-------- INPUT DATA

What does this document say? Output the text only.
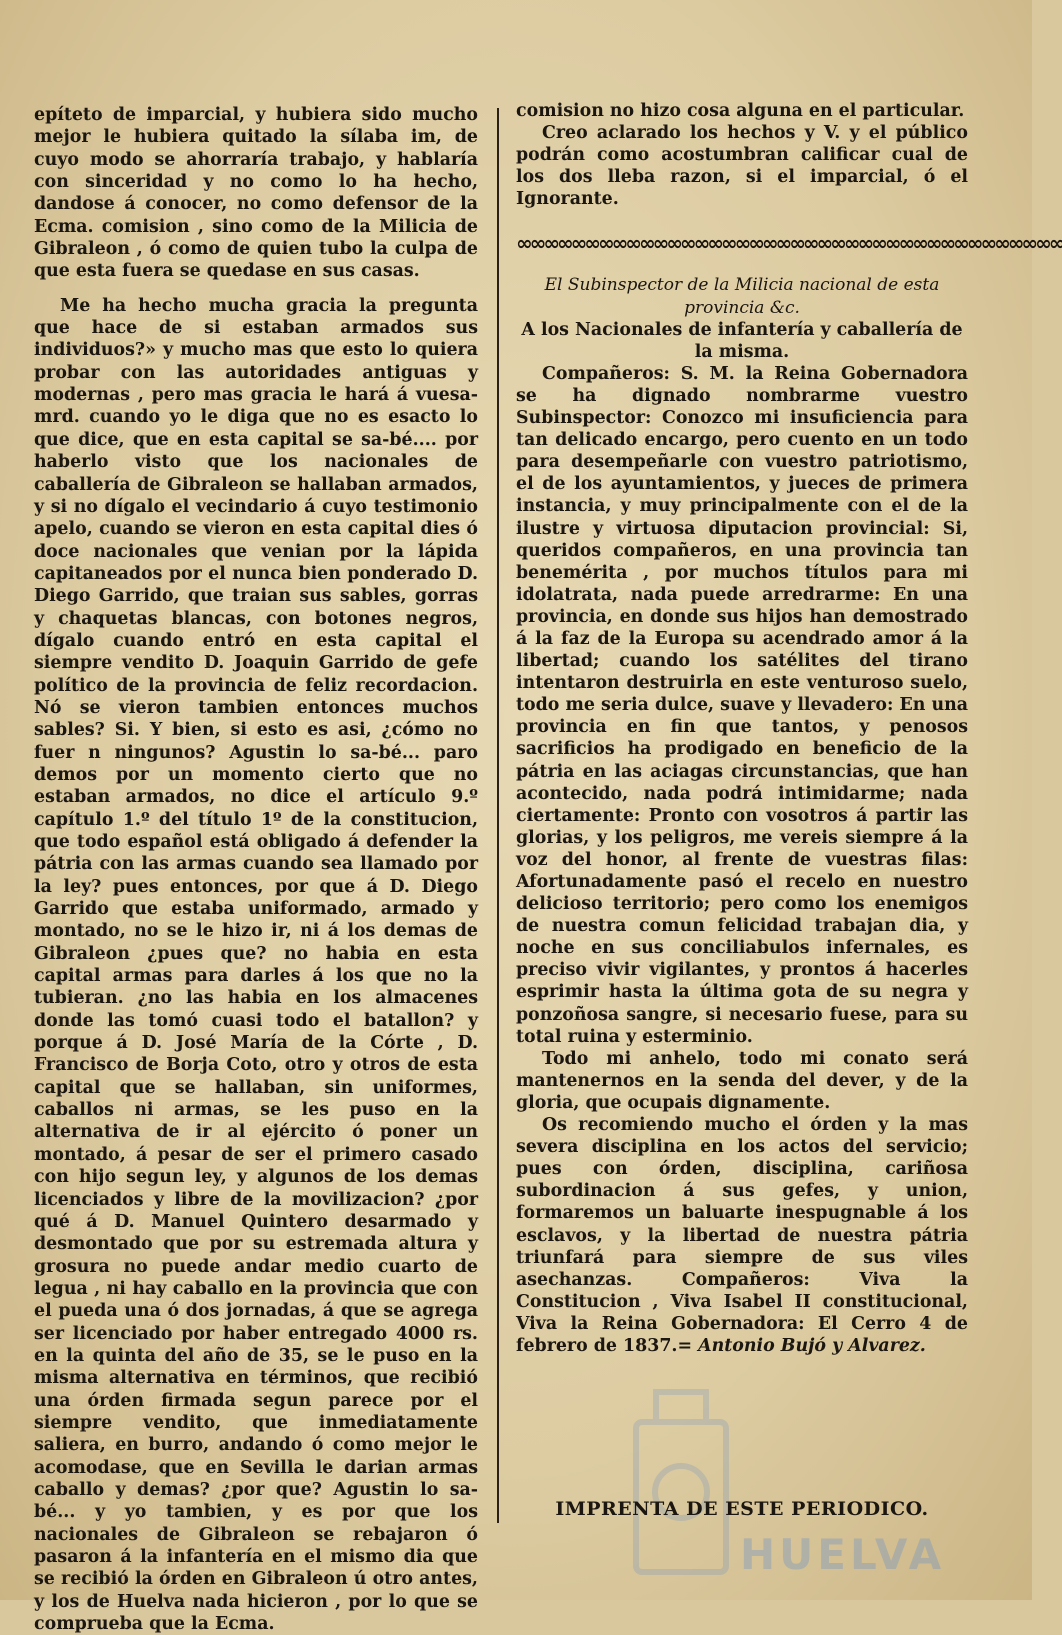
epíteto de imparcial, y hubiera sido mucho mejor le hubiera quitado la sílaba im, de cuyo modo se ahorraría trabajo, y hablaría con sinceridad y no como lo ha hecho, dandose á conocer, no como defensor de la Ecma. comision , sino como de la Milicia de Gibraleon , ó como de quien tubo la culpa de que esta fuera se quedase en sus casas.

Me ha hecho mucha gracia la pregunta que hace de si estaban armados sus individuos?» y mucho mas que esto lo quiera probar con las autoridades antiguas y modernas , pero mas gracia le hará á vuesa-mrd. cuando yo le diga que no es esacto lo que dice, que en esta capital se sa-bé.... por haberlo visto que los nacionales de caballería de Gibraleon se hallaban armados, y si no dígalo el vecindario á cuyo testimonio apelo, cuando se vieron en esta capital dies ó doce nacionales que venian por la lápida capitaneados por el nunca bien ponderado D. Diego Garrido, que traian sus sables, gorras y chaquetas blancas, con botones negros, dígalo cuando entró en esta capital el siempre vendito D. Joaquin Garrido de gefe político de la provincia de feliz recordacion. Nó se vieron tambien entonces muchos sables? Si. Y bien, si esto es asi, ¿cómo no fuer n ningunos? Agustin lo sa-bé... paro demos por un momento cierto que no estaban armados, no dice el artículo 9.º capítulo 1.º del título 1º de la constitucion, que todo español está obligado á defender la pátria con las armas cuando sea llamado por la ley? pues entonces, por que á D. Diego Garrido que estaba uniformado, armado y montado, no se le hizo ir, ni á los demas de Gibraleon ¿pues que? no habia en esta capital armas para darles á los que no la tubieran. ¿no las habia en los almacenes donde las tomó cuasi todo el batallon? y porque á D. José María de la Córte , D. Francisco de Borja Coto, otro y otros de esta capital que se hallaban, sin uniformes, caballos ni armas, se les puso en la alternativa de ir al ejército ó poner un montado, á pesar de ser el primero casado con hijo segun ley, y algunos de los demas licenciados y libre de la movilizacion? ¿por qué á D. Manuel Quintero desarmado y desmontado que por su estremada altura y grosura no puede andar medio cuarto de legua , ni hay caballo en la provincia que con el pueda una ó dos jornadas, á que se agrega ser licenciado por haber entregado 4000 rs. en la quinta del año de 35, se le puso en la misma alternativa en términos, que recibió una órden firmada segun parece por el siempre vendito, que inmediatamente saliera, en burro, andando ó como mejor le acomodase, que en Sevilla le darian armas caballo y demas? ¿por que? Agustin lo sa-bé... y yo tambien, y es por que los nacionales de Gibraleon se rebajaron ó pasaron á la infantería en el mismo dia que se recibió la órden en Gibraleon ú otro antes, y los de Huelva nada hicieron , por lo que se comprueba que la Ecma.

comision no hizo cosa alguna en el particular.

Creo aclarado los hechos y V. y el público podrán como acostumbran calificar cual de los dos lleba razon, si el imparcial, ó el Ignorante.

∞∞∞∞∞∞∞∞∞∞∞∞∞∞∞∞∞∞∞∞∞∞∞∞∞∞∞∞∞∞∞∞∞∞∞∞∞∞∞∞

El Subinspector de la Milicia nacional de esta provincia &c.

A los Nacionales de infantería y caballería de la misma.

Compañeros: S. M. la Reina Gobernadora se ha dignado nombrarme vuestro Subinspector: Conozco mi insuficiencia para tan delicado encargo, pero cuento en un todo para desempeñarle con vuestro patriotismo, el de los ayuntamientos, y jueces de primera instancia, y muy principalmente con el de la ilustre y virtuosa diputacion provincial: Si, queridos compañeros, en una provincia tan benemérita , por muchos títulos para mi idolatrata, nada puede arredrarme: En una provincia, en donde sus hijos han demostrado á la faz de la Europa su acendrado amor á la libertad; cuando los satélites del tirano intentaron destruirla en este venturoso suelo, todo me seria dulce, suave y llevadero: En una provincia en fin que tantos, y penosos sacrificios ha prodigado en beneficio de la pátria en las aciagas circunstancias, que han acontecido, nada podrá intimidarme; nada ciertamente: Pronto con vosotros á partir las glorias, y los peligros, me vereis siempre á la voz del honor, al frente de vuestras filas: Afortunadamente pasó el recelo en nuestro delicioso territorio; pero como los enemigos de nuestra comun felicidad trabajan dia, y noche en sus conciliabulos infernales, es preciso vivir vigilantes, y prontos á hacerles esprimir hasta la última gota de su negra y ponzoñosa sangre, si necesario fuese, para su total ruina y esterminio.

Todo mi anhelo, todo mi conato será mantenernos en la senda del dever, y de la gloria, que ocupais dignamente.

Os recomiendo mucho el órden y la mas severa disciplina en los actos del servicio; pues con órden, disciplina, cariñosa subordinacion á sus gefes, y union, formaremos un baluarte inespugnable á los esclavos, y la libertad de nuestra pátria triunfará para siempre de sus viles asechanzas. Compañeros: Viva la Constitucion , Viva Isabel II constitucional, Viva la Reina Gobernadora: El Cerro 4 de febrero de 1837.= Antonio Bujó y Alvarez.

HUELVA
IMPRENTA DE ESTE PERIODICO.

----------------
-------- INPUT DATA

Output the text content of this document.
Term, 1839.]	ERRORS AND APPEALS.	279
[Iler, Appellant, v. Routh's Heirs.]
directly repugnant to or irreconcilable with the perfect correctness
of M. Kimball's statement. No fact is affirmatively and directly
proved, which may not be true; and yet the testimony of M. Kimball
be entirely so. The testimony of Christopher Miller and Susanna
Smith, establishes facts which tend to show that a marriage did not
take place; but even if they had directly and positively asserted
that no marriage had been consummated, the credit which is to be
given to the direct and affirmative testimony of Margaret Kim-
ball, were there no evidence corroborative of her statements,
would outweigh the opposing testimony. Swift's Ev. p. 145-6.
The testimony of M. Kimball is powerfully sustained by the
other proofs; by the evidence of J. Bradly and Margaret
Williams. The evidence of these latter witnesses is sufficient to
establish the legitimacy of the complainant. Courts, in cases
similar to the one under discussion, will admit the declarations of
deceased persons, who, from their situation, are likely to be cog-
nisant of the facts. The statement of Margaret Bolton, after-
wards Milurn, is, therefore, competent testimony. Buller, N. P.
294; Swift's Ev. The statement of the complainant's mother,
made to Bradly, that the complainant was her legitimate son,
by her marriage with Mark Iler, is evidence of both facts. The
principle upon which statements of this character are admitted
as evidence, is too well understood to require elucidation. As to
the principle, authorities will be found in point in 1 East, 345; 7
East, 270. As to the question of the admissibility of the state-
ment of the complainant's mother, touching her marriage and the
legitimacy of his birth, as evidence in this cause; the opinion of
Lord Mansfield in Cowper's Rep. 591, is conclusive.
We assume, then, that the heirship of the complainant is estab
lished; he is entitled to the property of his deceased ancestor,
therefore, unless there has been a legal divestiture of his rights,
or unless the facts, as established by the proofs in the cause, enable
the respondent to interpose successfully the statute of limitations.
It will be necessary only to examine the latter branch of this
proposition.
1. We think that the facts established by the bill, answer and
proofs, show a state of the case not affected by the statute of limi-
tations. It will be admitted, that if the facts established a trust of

----------------

EXERCISE
Examine the records and pull out every line where the string "principle" occurs.

EXERCISE RESULT
principle upon which statements of this character are admitted
the principle, authorities will be found in point in 1 East, 345; 7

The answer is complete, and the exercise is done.